What you need to do: All lines in which the word "head" occurs are to be extracted.

-------

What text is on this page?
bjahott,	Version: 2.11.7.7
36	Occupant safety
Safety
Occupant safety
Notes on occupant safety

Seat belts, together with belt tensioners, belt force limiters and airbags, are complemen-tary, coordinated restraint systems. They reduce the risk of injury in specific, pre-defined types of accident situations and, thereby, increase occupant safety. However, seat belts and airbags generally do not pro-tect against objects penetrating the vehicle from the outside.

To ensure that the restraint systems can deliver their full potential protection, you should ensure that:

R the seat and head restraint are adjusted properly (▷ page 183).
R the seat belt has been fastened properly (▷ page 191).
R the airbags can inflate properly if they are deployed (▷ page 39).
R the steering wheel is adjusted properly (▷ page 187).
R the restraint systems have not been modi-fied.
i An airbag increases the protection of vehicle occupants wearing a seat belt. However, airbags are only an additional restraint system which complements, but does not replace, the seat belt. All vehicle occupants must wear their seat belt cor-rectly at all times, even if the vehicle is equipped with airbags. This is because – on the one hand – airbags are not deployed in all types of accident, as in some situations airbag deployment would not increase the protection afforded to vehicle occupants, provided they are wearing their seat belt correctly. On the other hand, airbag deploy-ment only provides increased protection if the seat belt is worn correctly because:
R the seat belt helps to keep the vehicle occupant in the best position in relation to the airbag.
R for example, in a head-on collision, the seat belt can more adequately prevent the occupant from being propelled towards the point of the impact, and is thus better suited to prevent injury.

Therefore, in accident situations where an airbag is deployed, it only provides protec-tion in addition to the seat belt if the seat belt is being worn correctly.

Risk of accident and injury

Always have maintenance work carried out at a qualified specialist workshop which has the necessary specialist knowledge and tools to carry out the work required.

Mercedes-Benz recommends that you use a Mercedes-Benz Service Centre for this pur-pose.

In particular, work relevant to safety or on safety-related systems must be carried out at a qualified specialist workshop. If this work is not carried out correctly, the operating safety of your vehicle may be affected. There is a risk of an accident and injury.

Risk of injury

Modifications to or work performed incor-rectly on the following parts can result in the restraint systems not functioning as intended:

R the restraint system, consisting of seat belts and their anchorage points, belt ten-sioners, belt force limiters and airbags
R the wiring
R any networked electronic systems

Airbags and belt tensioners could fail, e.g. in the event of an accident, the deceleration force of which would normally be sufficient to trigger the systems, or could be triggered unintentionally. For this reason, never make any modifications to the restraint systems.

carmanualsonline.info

-------

Answer to the problem:
R the seat and head restraint are adjusted properly (▷ page 183).
R for example, in a head-on collision, the seat belt can more adequately prevent the occupant from being propelled towards the point of the impact, and is thus better suited to prevent injury.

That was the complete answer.